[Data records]
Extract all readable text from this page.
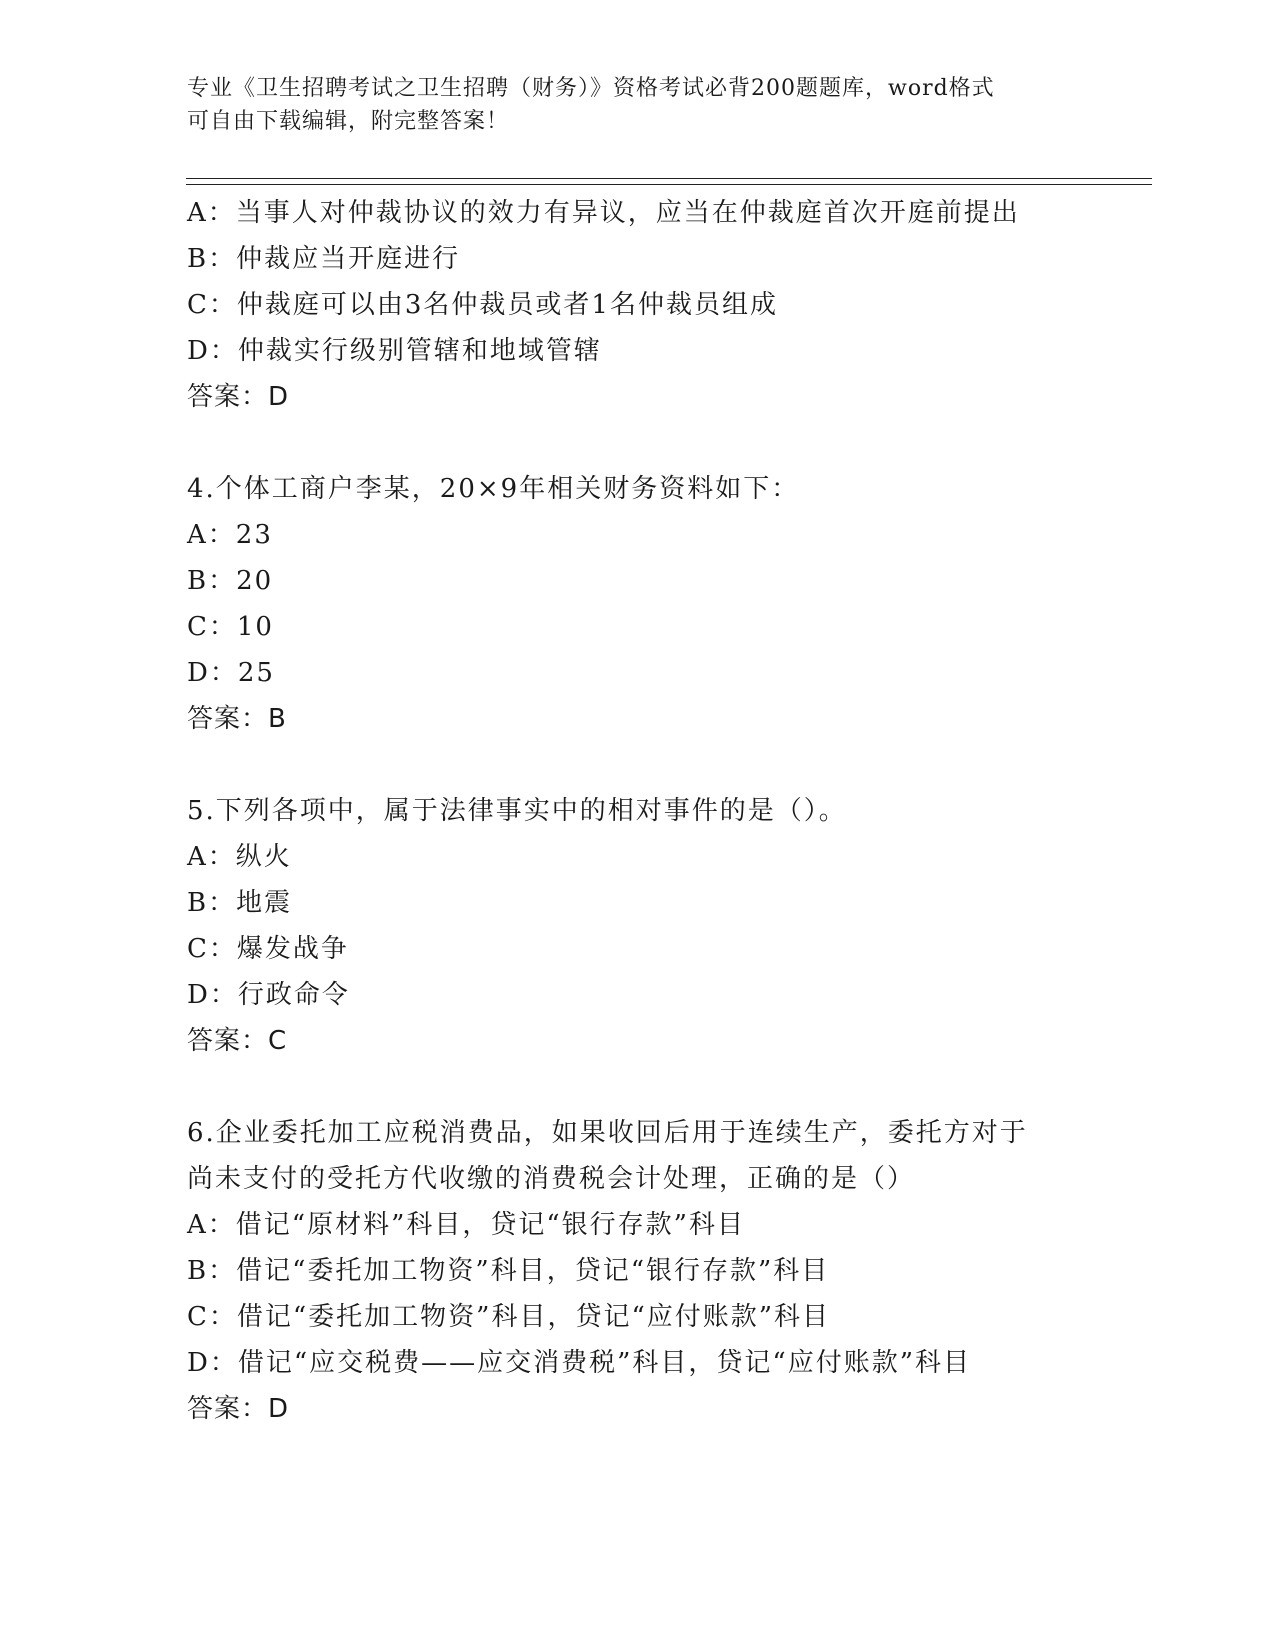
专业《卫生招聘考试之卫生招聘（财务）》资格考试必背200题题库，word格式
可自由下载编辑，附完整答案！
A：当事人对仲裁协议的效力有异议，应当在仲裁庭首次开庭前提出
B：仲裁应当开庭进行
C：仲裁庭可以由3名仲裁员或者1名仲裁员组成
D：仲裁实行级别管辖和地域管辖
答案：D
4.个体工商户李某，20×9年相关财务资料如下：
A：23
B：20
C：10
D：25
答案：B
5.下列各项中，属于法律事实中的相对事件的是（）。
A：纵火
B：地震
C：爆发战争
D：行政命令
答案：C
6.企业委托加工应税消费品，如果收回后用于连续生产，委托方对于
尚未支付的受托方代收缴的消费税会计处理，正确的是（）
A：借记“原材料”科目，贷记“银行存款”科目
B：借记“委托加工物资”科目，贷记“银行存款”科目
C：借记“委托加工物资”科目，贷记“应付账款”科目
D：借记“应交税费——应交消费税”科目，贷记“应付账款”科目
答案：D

Exercise objective:
Your task is an exact transcription of all the data, minus the pictures.

Solution below:
Extract all readable text from this page.
专业《卫生招聘考试之卫生招聘（财务）》资格考试必背200题题库，word格式
可自由下载编辑，附完整答案！
A：当事人对仲裁协议的效力有异议，应当在仲裁庭首次开庭前提出
B：仲裁应当开庭进行
C：仲裁庭可以由3名仲裁员或者1名仲裁员组成
D：仲裁实行级别管辖和地域管辖
答案：D
4.个体工商户李某，20×9年相关财务资料如下：
A：23
B：20
C：10
D：25
答案：B
5.下列各项中，属于法律事实中的相对事件的是（）。
A：纵火
B：地震
C：爆发战争
D：行政命令
答案：C
6.企业委托加工应税消费品，如果收回后用于连续生产，委托方对于
尚未支付的受托方代收缴的消费税会计处理，正确的是（）
A：借记“原材料”科目，贷记“银行存款”科目
B：借记“委托加工物资”科目，贷记“银行存款”科目
C：借记“委托加工物资”科目，贷记“应付账款”科目
D：借记“应交税费——应交消费税”科目，贷记“应付账款”科目
答案：D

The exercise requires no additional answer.